▼

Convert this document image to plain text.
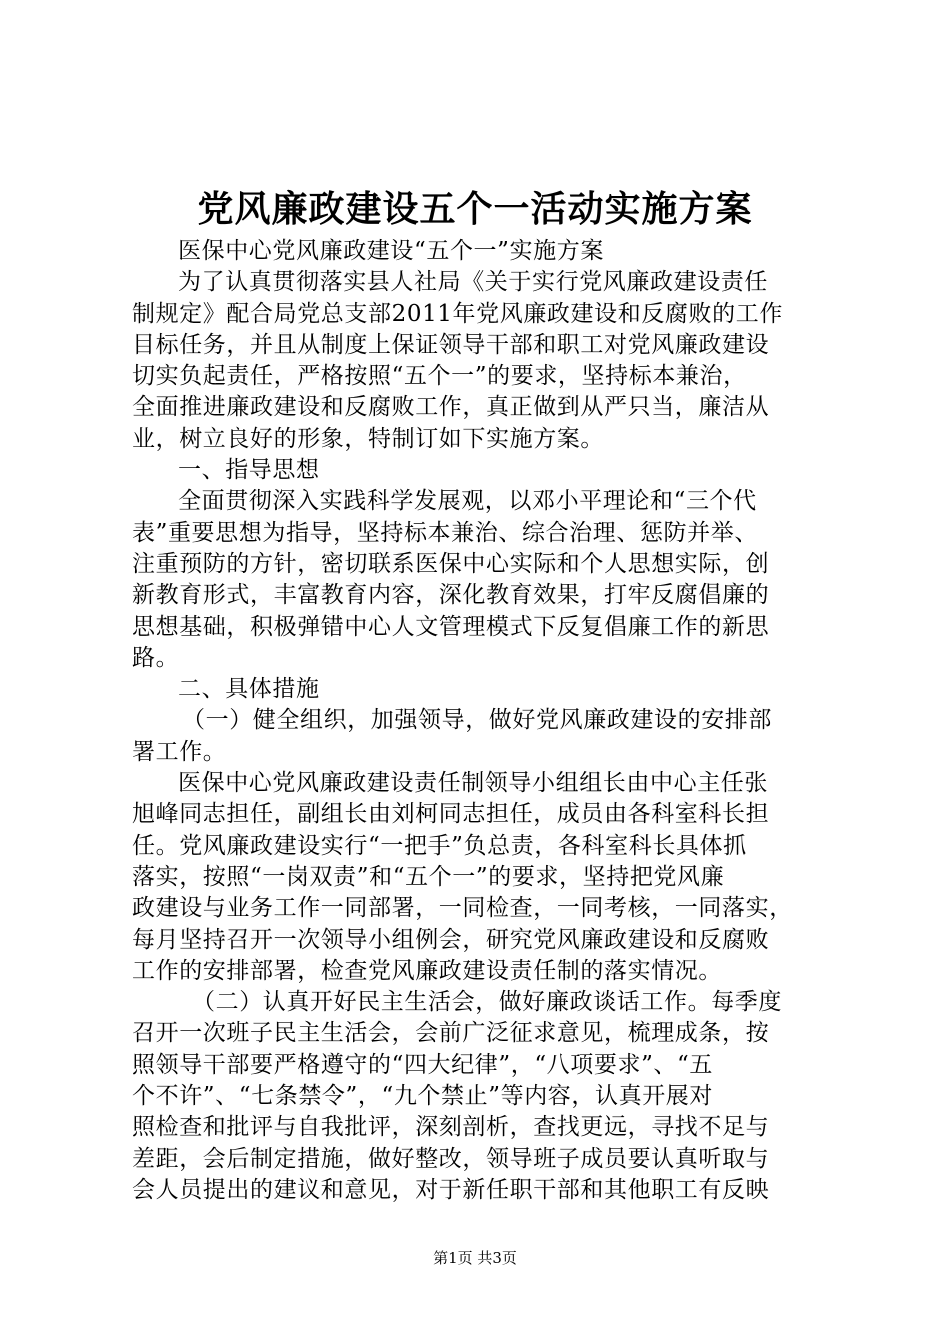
党风廉政建设五个一活动实施方案
医保中心党风廉政建设“五个一”实施方案
为了认真贯彻落实县人社局《关于实行党风廉政建设责任
制规定》配合局党总支部2011年党风廉政建设和反腐败的工作
目标任务，并且从制度上保证领导干部和职工对党风廉政建设
切实负起责任，严格按照“五个一”的要求，坚持标本兼治，
全面推进廉政建设和反腐败工作，真正做到从严只当，廉洁从
业，树立良好的形象，特制订如下实施方案。
一、指导思想
全面贯彻深入实践科学发展观，以邓小平理论和“三个代
表”重要思想为指导，坚持标本兼治、综合治理、惩防并举、
注重预防的方针，密切联系医保中心实际和个人思想实际，创
新教育形式，丰富教育内容，深化教育效果，打牢反腐倡廉的
思想基础，积极弹错中心人文管理模式下反复倡廉工作的新思
路。
二、具体措施
（一）健全组织，加强领导，做好党风廉政建设的安排部
署工作。
医保中心党风廉政建设责任制领导小组组长由中心主任张
旭峰同志担任，副组长由刘柯同志担任，成员由各科室科长担
任。党风廉政建设实行“一把手”负总责，各科室科长具体抓
落实，按照“一岗双责”和“五个一”的要求，坚持把党风廉
政建设与业务工作一同部署，一同检查，一同考核，一同落实，
每月坚持召开一次领导小组例会，研究党风廉政建设和反腐败
工作的安排部署，检查党风廉政建设责任制的落实情况。
（二）认真开好民主生活会，做好廉政谈话工作。每季度
召开一次班子民主生活会，会前广泛征求意见，梳理成条，按
照领导干部要严格遵守的“四大纪律”，“八项要求”、“五
个不许”、“七条禁令”，“九个禁止”等内容，认真开展对
照检查和批评与自我批评，深刻剖析，查找更远，寻找不足与
差距，会后制定措施，做好整改，领导班子成员要认真听取与
会人员提出的建议和意见，对于新任职干部和其他职工有反映
第1页 共3页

▲

Instructions for the task:
Each line of the data should be quoted exactly, with pictures left out.

Completed task:
Convert this document image to plain text.
党风廉政建设五个一活动实施方案
医保中心党风廉政建设“五个一”实施方案
为了认真贯彻落实县人社局《关于实行党风廉政建设责任
制规定》配合局党总支部2011年党风廉政建设和反腐败的工作
目标任务，并且从制度上保证领导干部和职工对党风廉政建设
切实负起责任，严格按照“五个一”的要求，坚持标本兼治，
全面推进廉政建设和反腐败工作，真正做到从严只当，廉洁从
业，树立良好的形象，特制订如下实施方案。
一、指导思想
全面贯彻深入实践科学发展观，以邓小平理论和“三个代
表”重要思想为指导，坚持标本兼治、综合治理、惩防并举、
注重预防的方针，密切联系医保中心实际和个人思想实际，创
新教育形式，丰富教育内容，深化教育效果，打牢反腐倡廉的
思想基础，积极弹错中心人文管理模式下反复倡廉工作的新思
路。
二、具体措施
（一）健全组织，加强领导，做好党风廉政建设的安排部
署工作。
医保中心党风廉政建设责任制领导小组组长由中心主任张
旭峰同志担任，副组长由刘柯同志担任，成员由各科室科长担
任。党风廉政建设实行“一把手”负总责，各科室科长具体抓
落实，按照“一岗双责”和“五个一”的要求，坚持把党风廉
政建设与业务工作一同部署，一同检查，一同考核，一同落实，
每月坚持召开一次领导小组例会，研究党风廉政建设和反腐败
工作的安排部署，检查党风廉政建设责任制的落实情况。
（二）认真开好民主生活会，做好廉政谈话工作。每季度
召开一次班子民主生活会，会前广泛征求意见，梳理成条，按
照领导干部要严格遵守的“四大纪律”，“八项要求”、“五
个不许”、“七条禁令”，“九个禁止”等内容，认真开展对
照检查和批评与自我批评，深刻剖析，查找更远，寻找不足与
差距，会后制定措施，做好整改，领导班子成员要认真听取与
会人员提出的建议和意见，对于新任职干部和其他职工有反映
第1页 共3页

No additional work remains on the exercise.